— START OF Material for this exercise —

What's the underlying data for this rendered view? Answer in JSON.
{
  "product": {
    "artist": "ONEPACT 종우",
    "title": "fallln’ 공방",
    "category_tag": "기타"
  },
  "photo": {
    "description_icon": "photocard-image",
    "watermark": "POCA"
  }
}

— END OF Material for this exercise —

▸ **Aim of the task**
Exactly reproduce every line found in the records.

▸ **Final answer**
What's the underlying data for this rendered view? Answer in JSON.
{
  "product": {
    "artist": "ONEPACT 종우",
    "title": "fallln’ 공방",
    "category_tag": "기타"
  },
  "photo": {
    "description_icon": "photocard-image",
    "watermark": "POCA"
  }
}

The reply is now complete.